#### [DIRECTIONS FOR THIS TASK]
Show all lines holding "データの個数".

#### [EXERCISE MATERIAL]

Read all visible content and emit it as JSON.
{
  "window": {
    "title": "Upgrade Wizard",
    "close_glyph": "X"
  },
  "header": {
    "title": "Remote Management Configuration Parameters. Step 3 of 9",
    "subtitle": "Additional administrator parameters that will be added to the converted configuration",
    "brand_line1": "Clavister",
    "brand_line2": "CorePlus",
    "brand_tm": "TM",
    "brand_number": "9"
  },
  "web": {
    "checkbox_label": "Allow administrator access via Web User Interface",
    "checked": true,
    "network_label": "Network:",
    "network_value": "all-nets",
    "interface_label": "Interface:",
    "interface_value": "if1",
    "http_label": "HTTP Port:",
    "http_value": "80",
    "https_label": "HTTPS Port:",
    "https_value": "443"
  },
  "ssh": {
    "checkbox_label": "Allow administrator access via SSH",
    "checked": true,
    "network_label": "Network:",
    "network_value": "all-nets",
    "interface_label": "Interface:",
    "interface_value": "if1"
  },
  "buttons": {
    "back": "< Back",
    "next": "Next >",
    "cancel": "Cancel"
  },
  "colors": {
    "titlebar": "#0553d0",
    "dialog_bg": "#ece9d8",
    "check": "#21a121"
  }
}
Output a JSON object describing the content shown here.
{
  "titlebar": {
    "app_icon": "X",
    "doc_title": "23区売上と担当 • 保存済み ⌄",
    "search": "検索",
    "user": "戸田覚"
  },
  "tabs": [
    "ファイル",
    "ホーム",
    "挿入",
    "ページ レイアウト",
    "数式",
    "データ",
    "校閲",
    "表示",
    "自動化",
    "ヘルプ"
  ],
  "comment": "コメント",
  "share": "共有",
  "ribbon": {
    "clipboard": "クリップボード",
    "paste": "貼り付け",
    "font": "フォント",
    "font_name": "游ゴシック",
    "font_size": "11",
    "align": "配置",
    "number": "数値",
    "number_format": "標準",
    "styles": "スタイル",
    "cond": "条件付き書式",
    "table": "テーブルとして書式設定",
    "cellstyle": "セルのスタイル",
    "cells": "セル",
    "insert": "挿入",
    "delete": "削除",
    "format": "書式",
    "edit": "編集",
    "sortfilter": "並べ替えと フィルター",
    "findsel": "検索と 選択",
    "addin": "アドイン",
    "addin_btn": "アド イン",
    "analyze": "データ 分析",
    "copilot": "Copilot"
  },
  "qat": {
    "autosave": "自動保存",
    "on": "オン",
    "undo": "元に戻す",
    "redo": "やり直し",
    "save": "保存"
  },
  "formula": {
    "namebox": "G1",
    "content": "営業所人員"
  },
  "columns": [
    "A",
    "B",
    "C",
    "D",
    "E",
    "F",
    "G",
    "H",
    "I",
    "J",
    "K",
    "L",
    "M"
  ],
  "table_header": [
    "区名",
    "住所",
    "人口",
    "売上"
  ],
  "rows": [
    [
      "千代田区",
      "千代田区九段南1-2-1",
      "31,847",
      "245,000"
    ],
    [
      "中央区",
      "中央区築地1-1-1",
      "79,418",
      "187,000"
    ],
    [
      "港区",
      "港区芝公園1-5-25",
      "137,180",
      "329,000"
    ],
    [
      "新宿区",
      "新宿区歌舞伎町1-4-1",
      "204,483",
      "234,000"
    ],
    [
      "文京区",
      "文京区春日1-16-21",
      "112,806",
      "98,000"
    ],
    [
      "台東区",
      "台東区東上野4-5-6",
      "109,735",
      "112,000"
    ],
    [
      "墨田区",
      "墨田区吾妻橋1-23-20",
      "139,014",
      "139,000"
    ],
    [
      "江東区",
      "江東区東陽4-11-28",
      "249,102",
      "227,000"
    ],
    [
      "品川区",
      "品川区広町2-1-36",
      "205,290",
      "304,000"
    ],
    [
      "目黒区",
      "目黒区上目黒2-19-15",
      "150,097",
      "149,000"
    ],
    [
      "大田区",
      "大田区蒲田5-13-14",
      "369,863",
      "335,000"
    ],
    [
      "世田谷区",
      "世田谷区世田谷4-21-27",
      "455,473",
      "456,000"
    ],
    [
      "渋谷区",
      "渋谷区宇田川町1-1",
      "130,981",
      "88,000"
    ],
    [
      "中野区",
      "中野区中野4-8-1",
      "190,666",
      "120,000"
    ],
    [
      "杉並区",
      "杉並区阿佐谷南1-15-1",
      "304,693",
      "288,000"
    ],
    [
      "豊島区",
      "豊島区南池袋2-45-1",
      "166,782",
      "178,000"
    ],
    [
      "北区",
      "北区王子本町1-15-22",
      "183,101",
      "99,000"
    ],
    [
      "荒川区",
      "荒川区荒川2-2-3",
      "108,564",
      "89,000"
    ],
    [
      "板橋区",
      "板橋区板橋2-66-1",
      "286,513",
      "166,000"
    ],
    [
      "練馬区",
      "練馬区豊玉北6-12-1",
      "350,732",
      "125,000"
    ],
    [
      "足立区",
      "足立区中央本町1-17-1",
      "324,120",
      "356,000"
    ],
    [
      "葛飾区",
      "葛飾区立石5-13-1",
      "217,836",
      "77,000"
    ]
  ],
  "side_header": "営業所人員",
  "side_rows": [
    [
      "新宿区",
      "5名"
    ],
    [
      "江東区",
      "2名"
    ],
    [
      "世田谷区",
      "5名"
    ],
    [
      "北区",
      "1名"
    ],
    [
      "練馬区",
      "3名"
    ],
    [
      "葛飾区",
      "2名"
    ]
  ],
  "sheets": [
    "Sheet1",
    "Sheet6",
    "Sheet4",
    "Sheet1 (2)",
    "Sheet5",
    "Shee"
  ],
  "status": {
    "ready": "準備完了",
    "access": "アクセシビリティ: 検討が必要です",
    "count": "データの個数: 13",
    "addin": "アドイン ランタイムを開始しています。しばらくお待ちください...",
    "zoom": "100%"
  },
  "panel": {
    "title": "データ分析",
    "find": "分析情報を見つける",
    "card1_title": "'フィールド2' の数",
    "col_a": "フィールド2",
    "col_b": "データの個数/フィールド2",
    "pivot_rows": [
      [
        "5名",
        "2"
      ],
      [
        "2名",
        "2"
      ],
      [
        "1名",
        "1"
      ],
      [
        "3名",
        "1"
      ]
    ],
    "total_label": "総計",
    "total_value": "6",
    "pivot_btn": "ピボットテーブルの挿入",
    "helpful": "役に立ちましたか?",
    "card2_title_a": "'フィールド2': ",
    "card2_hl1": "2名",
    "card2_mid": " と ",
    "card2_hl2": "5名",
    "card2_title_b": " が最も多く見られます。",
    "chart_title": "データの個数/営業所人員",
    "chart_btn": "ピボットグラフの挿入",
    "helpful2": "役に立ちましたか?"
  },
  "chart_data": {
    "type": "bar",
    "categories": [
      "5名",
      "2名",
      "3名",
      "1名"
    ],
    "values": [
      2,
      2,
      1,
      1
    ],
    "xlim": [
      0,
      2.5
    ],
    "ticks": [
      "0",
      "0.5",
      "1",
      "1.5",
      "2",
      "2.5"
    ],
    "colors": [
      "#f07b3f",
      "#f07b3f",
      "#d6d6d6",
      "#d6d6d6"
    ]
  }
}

#### [TASK RESULT]
    "count": "データの個数: 13",
    "col_b": "データの個数/フィールド2",
    "chart_title": "データの個数/営業所人員",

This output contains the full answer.